- TASK
Return all of the data exactly as given.

====== EXTRACTED MATERIAL

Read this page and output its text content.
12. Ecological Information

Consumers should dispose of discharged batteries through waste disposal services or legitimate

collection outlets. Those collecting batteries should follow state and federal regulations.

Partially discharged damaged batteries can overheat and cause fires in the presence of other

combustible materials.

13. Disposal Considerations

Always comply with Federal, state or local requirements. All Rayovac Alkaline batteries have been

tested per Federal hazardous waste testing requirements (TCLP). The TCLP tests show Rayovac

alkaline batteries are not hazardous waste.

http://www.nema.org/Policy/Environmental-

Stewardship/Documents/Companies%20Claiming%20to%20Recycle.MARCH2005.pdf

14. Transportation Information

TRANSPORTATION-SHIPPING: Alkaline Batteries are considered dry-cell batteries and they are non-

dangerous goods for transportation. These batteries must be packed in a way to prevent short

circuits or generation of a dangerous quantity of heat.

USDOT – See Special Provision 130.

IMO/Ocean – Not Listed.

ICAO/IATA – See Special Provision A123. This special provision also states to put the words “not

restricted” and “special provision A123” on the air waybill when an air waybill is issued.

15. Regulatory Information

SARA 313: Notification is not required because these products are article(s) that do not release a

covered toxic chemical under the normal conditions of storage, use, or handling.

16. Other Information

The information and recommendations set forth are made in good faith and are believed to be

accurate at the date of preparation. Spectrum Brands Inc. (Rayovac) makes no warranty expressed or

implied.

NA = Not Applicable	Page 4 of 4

============

- EXPECTED ANSWER
Read this page and output its text content.
12. Ecological Information

Consumers should dispose of discharged batteries through waste disposal services or legitimate

collection outlets. Those collecting batteries should follow state and federal regulations.

Partially discharged damaged batteries can overheat and cause fires in the presence of other

combustible materials.

13. Disposal Considerations

Always comply with Federal, state or local requirements. All Rayovac Alkaline batteries have been

tested per Federal hazardous waste testing requirements (TCLP). The TCLP tests show Rayovac

alkaline batteries are not hazardous waste.

http://www.nema.org/Policy/Environmental-

Stewardship/Documents/Companies%20Claiming%20to%20Recycle.MARCH2005.pdf

14. Transportation Information

TRANSPORTATION-SHIPPING: Alkaline Batteries are considered dry-cell batteries and they are non-

dangerous goods for transportation. These batteries must be packed in a way to prevent short

circuits or generation of a dangerous quantity of heat.

USDOT – See Special Provision 130.

IMO/Ocean – Not Listed.

ICAO/IATA – See Special Provision A123. This special provision also states to put the words “not

restricted” and “special provision A123” on the air waybill when an air waybill is issued.

15. Regulatory Information

SARA 313: Notification is not required because these products are article(s) that do not release a

covered toxic chemical under the normal conditions of storage, use, or handling.

16. Other Information

The information and recommendations set forth are made in good faith and are believed to be

accurate at the date of preparation. Spectrum Brands Inc. (Rayovac) makes no warranty expressed or

implied.

NA = Not Applicable	Page 4 of 4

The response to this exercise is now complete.